Exercise directions
Determine which lines of the records include the word "Jahre", and copy them.

══════

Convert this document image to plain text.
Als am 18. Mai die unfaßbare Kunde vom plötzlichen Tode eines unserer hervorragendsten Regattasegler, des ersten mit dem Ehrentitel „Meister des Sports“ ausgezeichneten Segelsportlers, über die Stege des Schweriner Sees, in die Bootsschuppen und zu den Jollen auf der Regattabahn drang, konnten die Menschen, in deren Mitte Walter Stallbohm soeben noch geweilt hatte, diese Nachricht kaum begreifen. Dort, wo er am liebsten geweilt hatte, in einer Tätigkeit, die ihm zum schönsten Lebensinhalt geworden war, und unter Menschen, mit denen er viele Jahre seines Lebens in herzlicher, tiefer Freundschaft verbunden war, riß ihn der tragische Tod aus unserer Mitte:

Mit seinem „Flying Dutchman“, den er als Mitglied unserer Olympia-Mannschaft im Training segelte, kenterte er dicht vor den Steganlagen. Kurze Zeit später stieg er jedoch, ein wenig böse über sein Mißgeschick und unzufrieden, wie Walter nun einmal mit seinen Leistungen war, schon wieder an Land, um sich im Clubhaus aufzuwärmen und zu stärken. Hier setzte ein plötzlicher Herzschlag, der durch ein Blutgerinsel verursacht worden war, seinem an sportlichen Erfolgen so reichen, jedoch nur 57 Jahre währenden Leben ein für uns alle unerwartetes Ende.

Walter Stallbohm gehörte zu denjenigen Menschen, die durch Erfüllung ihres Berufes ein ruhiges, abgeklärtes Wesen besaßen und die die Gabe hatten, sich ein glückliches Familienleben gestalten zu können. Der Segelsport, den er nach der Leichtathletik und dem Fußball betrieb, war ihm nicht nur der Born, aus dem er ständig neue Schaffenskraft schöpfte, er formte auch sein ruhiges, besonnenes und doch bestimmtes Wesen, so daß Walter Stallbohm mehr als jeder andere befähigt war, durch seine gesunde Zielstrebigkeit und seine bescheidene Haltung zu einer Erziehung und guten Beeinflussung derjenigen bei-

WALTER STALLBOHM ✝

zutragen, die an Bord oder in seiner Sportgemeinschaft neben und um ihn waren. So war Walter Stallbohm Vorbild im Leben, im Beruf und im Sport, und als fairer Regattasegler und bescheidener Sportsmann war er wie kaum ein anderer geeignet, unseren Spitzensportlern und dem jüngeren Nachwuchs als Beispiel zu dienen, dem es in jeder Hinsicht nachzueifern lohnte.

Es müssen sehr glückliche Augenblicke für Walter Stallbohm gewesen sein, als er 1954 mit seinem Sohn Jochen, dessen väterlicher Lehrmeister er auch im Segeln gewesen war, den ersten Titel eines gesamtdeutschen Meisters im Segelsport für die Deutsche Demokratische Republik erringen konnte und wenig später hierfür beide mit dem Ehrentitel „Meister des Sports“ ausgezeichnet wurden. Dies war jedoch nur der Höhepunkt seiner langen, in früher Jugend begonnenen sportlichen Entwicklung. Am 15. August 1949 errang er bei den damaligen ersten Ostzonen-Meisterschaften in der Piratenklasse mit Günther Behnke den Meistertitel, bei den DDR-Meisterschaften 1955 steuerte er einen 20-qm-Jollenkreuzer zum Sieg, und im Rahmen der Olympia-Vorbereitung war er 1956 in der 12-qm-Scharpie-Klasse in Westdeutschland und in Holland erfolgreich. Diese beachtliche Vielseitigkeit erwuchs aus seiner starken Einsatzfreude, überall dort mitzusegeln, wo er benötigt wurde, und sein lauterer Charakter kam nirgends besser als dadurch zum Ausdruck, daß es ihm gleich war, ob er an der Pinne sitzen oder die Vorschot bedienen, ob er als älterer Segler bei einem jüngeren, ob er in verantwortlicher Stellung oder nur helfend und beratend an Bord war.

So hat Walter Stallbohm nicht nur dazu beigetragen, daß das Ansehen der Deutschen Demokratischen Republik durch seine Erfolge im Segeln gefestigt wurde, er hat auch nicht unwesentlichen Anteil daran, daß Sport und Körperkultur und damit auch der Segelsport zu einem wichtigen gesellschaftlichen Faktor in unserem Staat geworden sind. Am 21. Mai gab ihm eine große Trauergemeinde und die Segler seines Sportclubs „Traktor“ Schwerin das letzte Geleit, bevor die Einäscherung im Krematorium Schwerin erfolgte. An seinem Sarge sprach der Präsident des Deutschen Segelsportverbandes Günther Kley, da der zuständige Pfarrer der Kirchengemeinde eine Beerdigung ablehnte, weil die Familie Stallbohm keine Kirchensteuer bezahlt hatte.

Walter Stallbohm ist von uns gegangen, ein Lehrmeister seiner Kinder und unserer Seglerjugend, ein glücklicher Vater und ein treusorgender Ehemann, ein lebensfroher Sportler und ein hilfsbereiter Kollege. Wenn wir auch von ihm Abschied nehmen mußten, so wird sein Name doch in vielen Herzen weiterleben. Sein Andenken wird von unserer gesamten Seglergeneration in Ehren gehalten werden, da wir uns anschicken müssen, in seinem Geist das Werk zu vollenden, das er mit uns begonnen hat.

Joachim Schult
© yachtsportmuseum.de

══════

Result of the exercise
Als am 18. Mai die unfaßbare Kunde vom plötzlichen Tode eines unserer hervorragendsten Regattasegler, des ersten mit dem Ehrentitel „Meister des Sports“ ausgezeichneten Segelsportlers, über die Stege des Schweriner Sees, in die Bootsschuppen und zu den Jollen auf der Regattabahn drang, konnten die Menschen, in deren Mitte Walter Stallbohm soeben noch geweilt hatte, diese Nachricht kaum begreifen. Dort, wo er am liebsten geweilt hatte, in einer Tätigkeit, die ihm zum schönsten Lebensinhalt geworden war, und unter Menschen, mit denen er viele Jahre seines Lebens in herzlicher, tiefer Freundschaft verbunden war, riß ihn der tragische Tod aus unserer Mitte:
Mit seinem „Flying Dutchman“, den er als Mitglied unserer Olympia-Mannschaft im Training segelte, kenterte er dicht vor den Steganlagen. Kurze Zeit später stieg er jedoch, ein wenig böse über sein Mißgeschick und unzufrieden, wie Walter nun einmal mit seinen Leistungen war, schon wieder an Land, um sich im Clubhaus aufzuwärmen und zu stärken. Hier setzte ein plötzlicher Herzschlag, der durch ein Blutgerinsel verursacht worden war, seinem an sportlichen Erfolgen so reichen, jedoch nur 57 Jahre währenden Leben ein für uns alle unerwartetes Ende.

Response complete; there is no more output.